**TASK REQUIREMENTS:**
Leave out the pictures and repeat every record exactly.

**Figure record listings:**
:::::

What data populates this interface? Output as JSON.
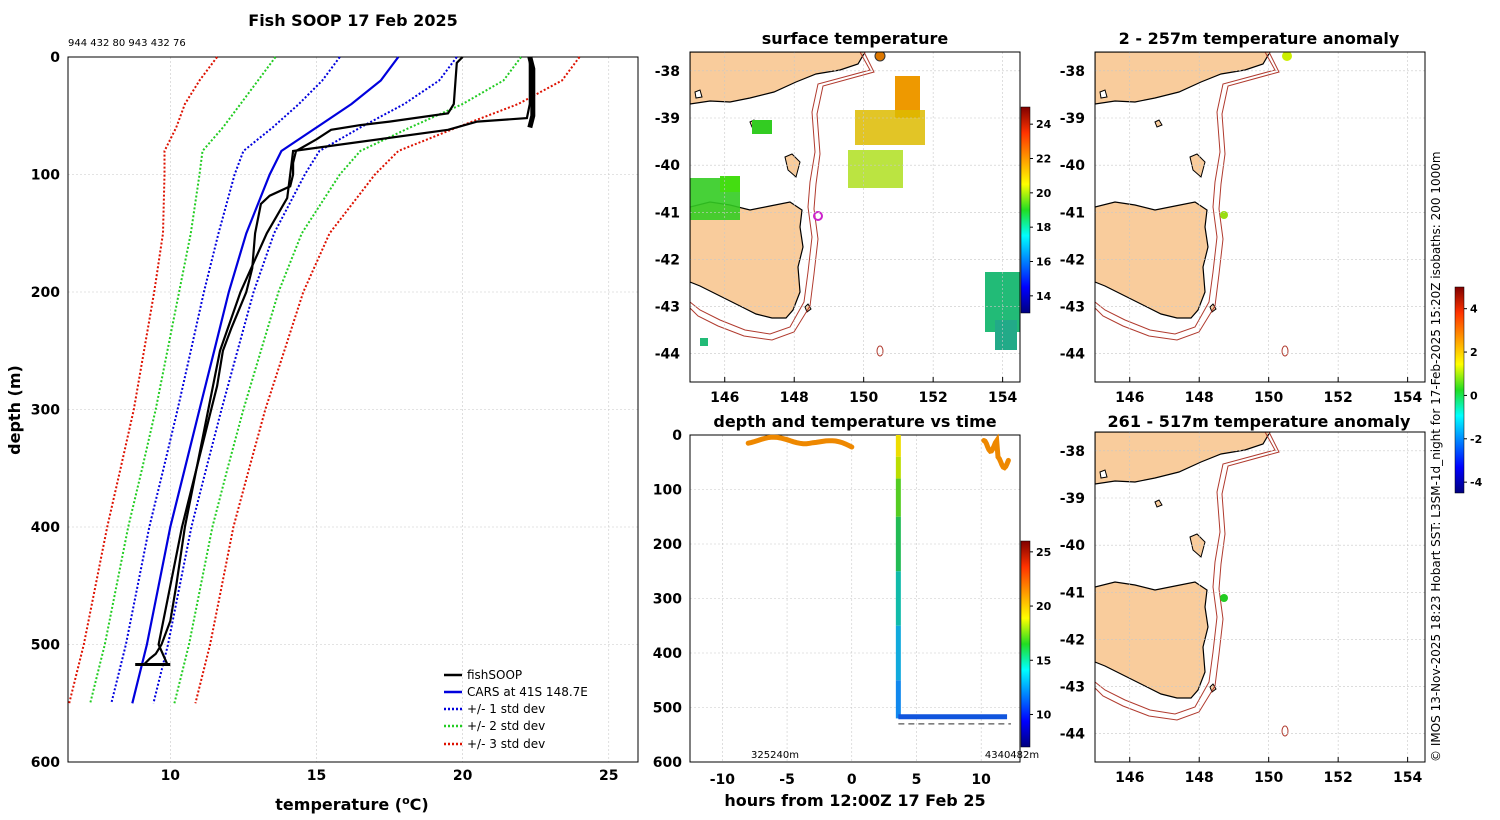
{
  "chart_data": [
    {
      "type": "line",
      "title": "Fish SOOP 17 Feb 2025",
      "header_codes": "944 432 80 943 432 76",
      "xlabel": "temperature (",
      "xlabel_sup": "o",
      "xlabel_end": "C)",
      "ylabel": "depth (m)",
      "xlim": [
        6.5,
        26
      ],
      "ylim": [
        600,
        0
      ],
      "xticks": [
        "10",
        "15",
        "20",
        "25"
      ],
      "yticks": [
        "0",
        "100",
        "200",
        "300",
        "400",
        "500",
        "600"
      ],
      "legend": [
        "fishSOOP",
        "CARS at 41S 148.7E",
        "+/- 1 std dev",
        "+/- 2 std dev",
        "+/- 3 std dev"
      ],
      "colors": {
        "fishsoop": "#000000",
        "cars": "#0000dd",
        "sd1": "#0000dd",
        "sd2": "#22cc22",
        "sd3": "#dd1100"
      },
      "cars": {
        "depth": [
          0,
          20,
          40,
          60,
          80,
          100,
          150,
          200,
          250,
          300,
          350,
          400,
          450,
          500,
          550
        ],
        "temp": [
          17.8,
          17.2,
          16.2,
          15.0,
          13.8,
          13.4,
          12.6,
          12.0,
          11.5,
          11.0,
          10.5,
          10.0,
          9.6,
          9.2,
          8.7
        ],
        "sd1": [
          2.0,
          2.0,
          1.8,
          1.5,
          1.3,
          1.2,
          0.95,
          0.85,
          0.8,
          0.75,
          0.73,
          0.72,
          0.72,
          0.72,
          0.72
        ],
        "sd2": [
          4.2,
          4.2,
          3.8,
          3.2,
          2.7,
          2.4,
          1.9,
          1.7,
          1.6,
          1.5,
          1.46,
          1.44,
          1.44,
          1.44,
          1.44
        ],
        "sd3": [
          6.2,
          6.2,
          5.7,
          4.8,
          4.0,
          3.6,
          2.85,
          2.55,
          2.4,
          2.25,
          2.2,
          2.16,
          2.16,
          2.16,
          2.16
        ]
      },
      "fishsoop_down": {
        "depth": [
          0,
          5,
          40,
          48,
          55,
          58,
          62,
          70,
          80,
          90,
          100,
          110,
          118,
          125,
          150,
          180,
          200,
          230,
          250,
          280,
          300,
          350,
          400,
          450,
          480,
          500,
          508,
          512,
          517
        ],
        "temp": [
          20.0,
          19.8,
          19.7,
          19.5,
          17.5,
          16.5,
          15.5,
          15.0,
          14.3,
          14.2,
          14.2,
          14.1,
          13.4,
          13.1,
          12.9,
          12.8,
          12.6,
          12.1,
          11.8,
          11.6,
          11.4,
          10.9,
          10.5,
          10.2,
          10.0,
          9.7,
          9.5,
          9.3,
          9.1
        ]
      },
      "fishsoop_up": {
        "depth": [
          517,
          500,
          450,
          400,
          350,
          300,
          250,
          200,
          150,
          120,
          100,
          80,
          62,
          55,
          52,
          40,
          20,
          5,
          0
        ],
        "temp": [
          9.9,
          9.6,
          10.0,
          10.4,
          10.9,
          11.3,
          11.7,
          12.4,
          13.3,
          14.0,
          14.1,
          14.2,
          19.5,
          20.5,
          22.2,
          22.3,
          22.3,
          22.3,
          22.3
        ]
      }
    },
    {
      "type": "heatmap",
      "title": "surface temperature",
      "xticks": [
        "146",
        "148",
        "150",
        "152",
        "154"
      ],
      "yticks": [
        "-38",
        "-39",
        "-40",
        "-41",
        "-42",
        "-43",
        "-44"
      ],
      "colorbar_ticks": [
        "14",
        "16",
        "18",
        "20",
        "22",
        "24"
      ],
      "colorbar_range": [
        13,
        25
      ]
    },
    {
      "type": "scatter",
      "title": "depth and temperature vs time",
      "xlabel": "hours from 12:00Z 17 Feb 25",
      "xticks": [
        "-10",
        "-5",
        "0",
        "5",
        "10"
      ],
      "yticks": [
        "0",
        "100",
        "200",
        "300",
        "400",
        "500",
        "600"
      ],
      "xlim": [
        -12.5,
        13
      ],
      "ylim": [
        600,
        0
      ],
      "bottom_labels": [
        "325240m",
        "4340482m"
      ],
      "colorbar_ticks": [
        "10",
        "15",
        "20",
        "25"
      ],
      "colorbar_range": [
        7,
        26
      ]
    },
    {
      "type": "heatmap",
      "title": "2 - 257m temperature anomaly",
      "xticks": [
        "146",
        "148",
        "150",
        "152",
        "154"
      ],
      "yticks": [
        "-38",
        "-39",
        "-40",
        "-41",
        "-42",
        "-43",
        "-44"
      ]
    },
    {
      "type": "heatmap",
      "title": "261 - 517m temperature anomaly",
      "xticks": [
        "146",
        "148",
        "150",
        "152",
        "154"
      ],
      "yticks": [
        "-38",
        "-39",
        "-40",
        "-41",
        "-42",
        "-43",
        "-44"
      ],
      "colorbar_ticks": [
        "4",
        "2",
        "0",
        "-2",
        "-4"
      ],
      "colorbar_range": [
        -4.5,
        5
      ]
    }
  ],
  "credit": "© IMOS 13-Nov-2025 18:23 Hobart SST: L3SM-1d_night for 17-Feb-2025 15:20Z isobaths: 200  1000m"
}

:::::

**SOLUTION FOR THIS PROBLEM:**
What data populates this interface? Output as JSON.
{
  "chart_data": [
    {
      "type": "line",
      "title": "Fish SOOP 17 Feb 2025",
      "header_codes": "944 432 80 943 432 76",
      "xlabel": "temperature (",
      "xlabel_sup": "o",
      "xlabel_end": "C)",
      "ylabel": "depth (m)",
      "xlim": [
        6.5,
        26
      ],
      "ylim": [
        600,
        0
      ],
      "xticks": [
        "10",
        "15",
        "20",
        "25"
      ],
      "yticks": [
        "0",
        "100",
        "200",
        "300",
        "400",
        "500",
        "600"
      ],
      "legend": [
        "fishSOOP",
        "CARS at 41S 148.7E",
        "+/- 1 std dev",
        "+/- 2 std dev",
        "+/- 3 std dev"
      ],
      "colors": {
        "fishsoop": "#000000",
        "cars": "#0000dd",
        "sd1": "#0000dd",
        "sd2": "#22cc22",
        "sd3": "#dd1100"
      },
      "cars": {
        "depth": [
          0,
          20,
          40,
          60,
          80,
          100,
          150,
          200,
          250,
          300,
          350,
          400,
          450,
          500,
          550
        ],
        "temp": [
          17.8,
          17.2,
          16.2,
          15.0,
          13.8,
          13.4,
          12.6,
          12.0,
          11.5,
          11.0,
          10.5,
          10.0,
          9.6,
          9.2,
          8.7
        ],
        "sd1": [
          2.0,
          2.0,
          1.8,
          1.5,
          1.3,
          1.2,
          0.95,
          0.85,
          0.8,
          0.75,
          0.73,
          0.72,
          0.72,
          0.72,
          0.72
        ],
        "sd2": [
          4.2,
          4.2,
          3.8,
          3.2,
          2.7,
          2.4,
          1.9,
          1.7,
          1.6,
          1.5,
          1.46,
          1.44,
          1.44,
          1.44,
          1.44
        ],
        "sd3": [
          6.2,
          6.2,
          5.7,
          4.8,
          4.0,
          3.6,
          2.85,
          2.55,
          2.4,
          2.25,
          2.2,
          2.16,
          2.16,
          2.16,
          2.16
        ]
      },
      "fishsoop_down": {
        "depth": [
          0,
          5,
          40,
          48,
          55,
          58,
          62,
          70,
          80,
          90,
          100,
          110,
          118,
          125,
          150,
          180,
          200,
          230,
          250,
          280,
          300,
          350,
          400,
          450,
          480,
          500,
          508,
          512,
          517
        ],
        "temp": [
          20.0,
          19.8,
          19.7,
          19.5,
          17.5,
          16.5,
          15.5,
          15.0,
          14.3,
          14.2,
          14.2,
          14.1,
          13.4,
          13.1,
          12.9,
          12.8,
          12.6,
          12.1,
          11.8,
          11.6,
          11.4,
          10.9,
          10.5,
          10.2,
          10.0,
          9.7,
          9.5,
          9.3,
          9.1
        ]
      },
      "fishsoop_up": {
        "depth": [
          517,
          500,
          450,
          400,
          350,
          300,
          250,
          200,
          150,
          120,
          100,
          80,
          62,
          55,
          52,
          40,
          20,
          5,
          0
        ],
        "temp": [
          9.9,
          9.6,
          10.0,
          10.4,
          10.9,
          11.3,
          11.7,
          12.4,
          13.3,
          14.0,
          14.1,
          14.2,
          19.5,
          20.5,
          22.2,
          22.3,
          22.3,
          22.3,
          22.3
        ]
      }
    },
    {
      "type": "heatmap",
      "title": "surface temperature",
      "xticks": [
        "146",
        "148",
        "150",
        "152",
        "154"
      ],
      "yticks": [
        "-38",
        "-39",
        "-40",
        "-41",
        "-42",
        "-43",
        "-44"
      ],
      "colorbar_ticks": [
        "14",
        "16",
        "18",
        "20",
        "22",
        "24"
      ],
      "colorbar_range": [
        13,
        25
      ]
    },
    {
      "type": "scatter",
      "title": "depth and temperature vs time",
      "xlabel": "hours from 12:00Z 17 Feb 25",
      "xticks": [
        "-10",
        "-5",
        "0",
        "5",
        "10"
      ],
      "yticks": [
        "0",
        "100",
        "200",
        "300",
        "400",
        "500",
        "600"
      ],
      "xlim": [
        -12.5,
        13
      ],
      "ylim": [
        600,
        0
      ],
      "bottom_labels": [
        "325240m",
        "4340482m"
      ],
      "colorbar_ticks": [
        "10",
        "15",
        "20",
        "25"
      ],
      "colorbar_range": [
        7,
        26
      ]
    },
    {
      "type": "heatmap",
      "title": "2 - 257m temperature anomaly",
      "xticks": [
        "146",
        "148",
        "150",
        "152",
        "154"
      ],
      "yticks": [
        "-38",
        "-39",
        "-40",
        "-41",
        "-42",
        "-43",
        "-44"
      ]
    },
    {
      "type": "heatmap",
      "title": "261 - 517m temperature anomaly",
      "xticks": [
        "146",
        "148",
        "150",
        "152",
        "154"
      ],
      "yticks": [
        "-38",
        "-39",
        "-40",
        "-41",
        "-42",
        "-43",
        "-44"
      ],
      "colorbar_ticks": [
        "4",
        "2",
        "0",
        "-2",
        "-4"
      ],
      "colorbar_range": [
        -4.5,
        5
      ]
    }
  ],
  "credit": "© IMOS 13-Nov-2025 18:23 Hobart SST: L3SM-1d_night for 17-Feb-2025 15:20Z isobaths: 200  1000m"
}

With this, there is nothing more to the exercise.